**Brief:** Pick out each line with the word "bóng" from the material that follows.

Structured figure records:

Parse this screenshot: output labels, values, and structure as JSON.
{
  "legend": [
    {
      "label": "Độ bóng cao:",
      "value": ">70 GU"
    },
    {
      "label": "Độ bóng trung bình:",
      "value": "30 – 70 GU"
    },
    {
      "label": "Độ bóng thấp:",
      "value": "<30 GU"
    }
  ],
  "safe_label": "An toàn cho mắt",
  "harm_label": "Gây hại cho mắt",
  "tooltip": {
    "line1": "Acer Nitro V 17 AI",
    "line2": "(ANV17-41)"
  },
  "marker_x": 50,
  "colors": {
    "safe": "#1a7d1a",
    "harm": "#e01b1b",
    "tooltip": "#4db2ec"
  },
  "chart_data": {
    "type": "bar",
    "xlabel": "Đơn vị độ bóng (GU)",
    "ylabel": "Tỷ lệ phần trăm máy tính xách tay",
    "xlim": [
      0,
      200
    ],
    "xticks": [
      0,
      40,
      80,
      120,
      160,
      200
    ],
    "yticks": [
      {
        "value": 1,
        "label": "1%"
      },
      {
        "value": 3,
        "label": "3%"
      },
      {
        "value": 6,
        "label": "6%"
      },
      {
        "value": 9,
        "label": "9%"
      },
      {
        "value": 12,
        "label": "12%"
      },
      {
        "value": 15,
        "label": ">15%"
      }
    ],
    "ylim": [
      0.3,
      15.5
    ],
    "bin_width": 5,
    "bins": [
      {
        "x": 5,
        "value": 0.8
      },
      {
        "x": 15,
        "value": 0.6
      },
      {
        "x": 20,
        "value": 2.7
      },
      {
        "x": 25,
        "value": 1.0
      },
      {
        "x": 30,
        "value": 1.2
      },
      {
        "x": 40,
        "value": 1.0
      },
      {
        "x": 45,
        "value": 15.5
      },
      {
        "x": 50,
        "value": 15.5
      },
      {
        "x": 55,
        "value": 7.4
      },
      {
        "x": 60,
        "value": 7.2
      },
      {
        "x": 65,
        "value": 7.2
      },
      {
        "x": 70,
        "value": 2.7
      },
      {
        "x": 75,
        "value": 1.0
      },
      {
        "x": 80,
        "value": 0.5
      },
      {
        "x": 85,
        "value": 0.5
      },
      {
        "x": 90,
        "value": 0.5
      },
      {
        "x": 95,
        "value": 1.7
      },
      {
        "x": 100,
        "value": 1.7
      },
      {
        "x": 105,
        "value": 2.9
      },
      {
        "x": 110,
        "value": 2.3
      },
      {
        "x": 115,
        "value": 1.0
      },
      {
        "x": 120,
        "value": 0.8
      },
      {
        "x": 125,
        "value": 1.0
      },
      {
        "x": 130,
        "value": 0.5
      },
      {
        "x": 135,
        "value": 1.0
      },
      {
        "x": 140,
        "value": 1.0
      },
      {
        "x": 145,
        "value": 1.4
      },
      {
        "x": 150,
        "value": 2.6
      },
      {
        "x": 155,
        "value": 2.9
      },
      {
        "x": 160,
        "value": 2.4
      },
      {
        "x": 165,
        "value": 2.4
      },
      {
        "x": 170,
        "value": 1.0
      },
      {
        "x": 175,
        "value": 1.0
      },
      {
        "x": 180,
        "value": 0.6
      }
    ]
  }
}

**Solution for this exercise:**
      "label": "Độ bóng cao:",
      "label": "Độ bóng trung bình:",
      "label": "Độ bóng thấp:",
    "xlabel": "Đơn vị độ bóng (GU)",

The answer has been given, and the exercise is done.